(Dataset records)
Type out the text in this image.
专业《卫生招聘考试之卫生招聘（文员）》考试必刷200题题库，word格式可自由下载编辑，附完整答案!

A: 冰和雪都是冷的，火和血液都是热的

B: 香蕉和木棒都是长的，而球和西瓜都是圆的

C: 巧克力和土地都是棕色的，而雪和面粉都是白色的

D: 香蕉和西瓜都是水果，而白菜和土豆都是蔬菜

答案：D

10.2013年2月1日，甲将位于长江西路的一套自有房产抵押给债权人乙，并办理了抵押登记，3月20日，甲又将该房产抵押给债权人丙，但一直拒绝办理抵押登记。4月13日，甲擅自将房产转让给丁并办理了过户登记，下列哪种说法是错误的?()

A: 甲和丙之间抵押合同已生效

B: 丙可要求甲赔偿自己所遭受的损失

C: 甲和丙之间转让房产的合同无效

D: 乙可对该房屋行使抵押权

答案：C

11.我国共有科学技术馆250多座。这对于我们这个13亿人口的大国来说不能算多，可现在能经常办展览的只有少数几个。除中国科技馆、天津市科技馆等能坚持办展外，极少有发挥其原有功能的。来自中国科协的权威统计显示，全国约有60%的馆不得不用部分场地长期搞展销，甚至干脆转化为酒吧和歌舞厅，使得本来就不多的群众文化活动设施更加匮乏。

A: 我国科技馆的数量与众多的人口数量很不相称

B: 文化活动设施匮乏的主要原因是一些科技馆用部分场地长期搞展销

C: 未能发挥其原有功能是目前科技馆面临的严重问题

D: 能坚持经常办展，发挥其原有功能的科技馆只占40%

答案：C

#### Problem statement
Each entry above is to be quoted exactly.

#### Finished exercise
Type out the text in this image.
专业《卫生招聘考试之卫生招聘（文员）》考试必刷200题题库，word格式可自由下载编辑，附完整答案!

A: 冰和雪都是冷的，火和血液都是热的

B: 香蕉和木棒都是长的，而球和西瓜都是圆的

C: 巧克力和土地都是棕色的，而雪和面粉都是白色的

D: 香蕉和西瓜都是水果，而白菜和土豆都是蔬菜

答案：D

10.2013年2月1日，甲将位于长江西路的一套自有房产抵押给债权人乙，并办理了抵押登记，3月20日，甲又将该房产抵押给债权人丙，但一直拒绝办理抵押登记。4月13日，甲擅自将房产转让给丁并办理了过户登记，下列哪种说法是错误的?()

A: 甲和丙之间抵押合同已生效

B: 丙可要求甲赔偿自己所遭受的损失

C: 甲和丙之间转让房产的合同无效

D: 乙可对该房屋行使抵押权

答案：C

11.我国共有科学技术馆250多座。这对于我们这个13亿人口的大国来说不能算多，可现在能经常办展览的只有少数几个。除中国科技馆、天津市科技馆等能坚持办展外，极少有发挥其原有功能的。来自中国科协的权威统计显示，全国约有60%的馆不得不用部分场地长期搞展销，甚至干脆转化为酒吧和歌舞厅，使得本来就不多的群众文化活动设施更加匮乏。

A: 我国科技馆的数量与众多的人口数量很不相称

B: 文化活动设施匮乏的主要原因是一些科技馆用部分场地长期搞展销

C: 未能发挥其原有功能是目前科技馆面临的严重问题

D: 能坚持经常办展，发挥其原有功能的科技馆只占40%

答案：C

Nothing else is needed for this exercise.